Stored entries
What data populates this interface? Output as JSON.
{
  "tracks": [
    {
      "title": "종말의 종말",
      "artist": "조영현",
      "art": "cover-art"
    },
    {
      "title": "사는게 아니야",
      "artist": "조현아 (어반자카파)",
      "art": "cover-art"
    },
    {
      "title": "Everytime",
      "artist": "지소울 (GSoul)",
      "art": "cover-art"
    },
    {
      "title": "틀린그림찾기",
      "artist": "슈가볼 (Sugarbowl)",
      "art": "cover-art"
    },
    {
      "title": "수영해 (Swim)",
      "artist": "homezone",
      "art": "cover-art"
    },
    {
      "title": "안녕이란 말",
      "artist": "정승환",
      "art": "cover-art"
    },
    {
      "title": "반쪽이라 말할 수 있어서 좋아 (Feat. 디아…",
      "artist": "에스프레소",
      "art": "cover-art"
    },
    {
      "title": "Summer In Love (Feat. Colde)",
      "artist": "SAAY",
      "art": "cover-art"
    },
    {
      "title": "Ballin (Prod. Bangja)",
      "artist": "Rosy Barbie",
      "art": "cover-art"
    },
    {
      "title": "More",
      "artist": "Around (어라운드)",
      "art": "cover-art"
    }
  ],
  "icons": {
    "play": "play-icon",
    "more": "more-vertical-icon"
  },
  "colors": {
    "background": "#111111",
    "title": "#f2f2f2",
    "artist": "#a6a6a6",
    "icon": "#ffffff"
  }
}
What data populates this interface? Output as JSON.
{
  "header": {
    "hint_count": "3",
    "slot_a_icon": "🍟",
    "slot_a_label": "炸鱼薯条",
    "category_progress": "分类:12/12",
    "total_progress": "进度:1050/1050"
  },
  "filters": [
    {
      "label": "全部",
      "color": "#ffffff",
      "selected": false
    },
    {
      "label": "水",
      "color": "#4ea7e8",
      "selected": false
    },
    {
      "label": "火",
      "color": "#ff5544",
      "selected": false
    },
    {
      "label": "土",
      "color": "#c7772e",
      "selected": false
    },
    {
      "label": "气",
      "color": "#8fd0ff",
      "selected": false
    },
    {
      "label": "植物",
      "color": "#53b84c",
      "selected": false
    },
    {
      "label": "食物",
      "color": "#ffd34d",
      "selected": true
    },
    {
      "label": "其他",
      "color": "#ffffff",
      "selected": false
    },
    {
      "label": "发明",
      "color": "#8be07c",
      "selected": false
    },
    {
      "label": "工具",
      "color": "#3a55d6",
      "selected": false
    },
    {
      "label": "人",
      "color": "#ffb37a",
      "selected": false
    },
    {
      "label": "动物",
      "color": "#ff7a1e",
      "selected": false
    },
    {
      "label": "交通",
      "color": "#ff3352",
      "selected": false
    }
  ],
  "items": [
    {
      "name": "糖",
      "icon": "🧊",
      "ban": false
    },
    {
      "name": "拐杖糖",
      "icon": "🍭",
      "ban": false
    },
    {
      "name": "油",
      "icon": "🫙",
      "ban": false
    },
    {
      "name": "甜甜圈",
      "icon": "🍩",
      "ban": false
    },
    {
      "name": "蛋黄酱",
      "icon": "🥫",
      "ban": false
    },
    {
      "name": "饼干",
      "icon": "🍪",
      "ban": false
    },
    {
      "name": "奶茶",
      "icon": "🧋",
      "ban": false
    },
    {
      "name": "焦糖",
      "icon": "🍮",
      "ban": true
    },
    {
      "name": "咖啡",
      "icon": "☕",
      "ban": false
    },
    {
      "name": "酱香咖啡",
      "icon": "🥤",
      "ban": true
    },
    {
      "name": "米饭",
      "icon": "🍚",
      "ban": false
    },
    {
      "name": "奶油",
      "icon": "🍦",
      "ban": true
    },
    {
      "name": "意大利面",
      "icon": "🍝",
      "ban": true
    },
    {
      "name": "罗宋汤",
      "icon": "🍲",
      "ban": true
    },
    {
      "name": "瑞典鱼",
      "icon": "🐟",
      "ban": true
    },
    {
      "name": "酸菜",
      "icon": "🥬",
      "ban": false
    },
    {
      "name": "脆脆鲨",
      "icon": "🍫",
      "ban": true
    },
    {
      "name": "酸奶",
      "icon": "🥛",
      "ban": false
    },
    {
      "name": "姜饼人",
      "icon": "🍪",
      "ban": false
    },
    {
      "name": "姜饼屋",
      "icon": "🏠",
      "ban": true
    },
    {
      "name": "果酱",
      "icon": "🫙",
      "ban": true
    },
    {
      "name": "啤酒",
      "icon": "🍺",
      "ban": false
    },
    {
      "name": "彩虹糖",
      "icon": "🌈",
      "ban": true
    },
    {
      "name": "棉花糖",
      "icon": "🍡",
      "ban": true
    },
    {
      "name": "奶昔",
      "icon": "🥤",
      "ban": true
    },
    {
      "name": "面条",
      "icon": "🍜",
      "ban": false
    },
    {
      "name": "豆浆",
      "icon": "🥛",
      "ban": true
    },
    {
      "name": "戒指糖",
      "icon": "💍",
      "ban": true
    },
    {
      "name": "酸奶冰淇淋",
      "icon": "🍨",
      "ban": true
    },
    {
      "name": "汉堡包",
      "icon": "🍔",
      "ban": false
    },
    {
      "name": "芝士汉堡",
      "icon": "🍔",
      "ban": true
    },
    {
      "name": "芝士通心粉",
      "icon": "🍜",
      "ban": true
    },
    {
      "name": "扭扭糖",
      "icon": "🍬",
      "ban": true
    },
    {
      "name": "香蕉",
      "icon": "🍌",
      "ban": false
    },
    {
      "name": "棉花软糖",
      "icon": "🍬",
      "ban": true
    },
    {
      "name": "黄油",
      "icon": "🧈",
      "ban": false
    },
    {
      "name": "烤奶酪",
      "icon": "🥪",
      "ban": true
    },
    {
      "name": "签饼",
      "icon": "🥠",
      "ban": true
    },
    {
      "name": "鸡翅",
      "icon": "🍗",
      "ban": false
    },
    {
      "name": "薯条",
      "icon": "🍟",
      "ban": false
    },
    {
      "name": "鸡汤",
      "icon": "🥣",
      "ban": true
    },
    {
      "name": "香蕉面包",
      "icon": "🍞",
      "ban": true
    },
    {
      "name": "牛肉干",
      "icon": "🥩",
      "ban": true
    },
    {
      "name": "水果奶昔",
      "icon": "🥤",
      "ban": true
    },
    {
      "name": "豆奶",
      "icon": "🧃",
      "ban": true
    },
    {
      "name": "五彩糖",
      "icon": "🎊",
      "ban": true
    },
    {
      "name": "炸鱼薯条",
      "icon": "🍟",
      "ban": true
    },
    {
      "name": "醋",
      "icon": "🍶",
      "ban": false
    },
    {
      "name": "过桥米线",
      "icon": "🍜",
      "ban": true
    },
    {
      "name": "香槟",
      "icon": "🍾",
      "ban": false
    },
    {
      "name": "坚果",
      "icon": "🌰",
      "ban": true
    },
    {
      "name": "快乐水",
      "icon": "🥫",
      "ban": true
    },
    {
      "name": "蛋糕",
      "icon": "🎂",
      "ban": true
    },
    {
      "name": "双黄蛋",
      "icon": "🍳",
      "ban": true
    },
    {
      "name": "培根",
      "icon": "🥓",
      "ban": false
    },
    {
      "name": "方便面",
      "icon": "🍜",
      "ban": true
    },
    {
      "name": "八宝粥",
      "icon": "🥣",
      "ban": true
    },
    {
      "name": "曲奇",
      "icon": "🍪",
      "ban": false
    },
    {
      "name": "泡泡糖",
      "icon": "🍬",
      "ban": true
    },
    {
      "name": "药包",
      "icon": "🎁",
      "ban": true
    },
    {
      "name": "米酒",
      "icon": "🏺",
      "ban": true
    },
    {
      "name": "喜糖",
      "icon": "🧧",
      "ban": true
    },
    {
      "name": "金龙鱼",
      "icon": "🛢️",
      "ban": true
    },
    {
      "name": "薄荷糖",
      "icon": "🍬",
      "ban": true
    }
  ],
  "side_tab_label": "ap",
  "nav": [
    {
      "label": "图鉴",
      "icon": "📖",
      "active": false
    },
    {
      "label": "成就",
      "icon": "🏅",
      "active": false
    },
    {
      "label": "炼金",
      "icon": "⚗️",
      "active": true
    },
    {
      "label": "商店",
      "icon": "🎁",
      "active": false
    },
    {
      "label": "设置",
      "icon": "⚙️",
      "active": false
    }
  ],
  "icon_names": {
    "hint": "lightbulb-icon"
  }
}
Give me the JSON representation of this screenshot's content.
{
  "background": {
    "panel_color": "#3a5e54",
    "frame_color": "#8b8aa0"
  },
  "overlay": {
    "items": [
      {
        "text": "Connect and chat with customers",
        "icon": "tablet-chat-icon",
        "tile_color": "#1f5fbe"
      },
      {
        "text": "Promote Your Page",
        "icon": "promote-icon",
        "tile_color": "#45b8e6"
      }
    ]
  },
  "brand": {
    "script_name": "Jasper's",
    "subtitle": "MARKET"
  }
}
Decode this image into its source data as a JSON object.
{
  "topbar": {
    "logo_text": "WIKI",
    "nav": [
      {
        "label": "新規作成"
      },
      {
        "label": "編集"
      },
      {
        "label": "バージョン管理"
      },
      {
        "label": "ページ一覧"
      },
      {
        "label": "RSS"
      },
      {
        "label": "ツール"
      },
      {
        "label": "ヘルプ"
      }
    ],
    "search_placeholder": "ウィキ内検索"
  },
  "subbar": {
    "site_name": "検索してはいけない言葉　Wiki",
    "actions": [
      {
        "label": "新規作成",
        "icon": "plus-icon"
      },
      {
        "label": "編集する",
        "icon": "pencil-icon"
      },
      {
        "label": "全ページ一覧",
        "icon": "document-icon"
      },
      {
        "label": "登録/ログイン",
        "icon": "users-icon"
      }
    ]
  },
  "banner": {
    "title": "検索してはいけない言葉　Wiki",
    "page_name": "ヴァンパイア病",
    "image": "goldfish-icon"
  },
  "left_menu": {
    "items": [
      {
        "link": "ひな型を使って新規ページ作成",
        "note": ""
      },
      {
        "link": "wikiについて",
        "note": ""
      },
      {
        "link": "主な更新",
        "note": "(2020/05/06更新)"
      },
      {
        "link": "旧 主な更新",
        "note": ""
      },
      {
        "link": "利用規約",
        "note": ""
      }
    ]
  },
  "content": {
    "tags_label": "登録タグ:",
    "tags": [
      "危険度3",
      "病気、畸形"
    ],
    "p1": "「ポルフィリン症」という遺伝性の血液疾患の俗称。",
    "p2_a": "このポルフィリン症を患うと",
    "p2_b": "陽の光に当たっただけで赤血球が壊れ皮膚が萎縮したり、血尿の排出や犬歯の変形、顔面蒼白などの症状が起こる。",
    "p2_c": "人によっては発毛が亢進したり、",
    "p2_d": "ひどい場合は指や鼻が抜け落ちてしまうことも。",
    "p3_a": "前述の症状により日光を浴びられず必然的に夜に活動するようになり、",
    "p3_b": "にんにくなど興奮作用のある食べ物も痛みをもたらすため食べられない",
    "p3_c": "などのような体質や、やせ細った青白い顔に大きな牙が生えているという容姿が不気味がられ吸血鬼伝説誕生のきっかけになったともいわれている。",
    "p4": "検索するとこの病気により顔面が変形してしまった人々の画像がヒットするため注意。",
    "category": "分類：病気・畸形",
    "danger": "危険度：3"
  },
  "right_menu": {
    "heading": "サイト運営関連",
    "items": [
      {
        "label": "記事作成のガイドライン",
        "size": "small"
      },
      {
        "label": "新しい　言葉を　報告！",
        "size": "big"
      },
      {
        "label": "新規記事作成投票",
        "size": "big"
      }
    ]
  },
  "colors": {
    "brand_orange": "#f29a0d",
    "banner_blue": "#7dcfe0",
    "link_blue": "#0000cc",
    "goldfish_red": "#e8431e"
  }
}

• _What is asked_: Write out every line from the entries where "artist" appears.

• _Solved problem_:
      "artist": "조영현",
      "artist": "조현아 (어반자카파)",
      "artist": "지소울 (GSoul)",
      "artist": "슈가볼 (Sugarbowl)",
      "artist": "homezone",
      "artist": "정승환",
      "artist": "에스프레소",
      "artist": "SAAY",
      "artist": "Rosy Barbie",
      "artist": "Around (어라운드)",
    "artist": "#a6a6a6",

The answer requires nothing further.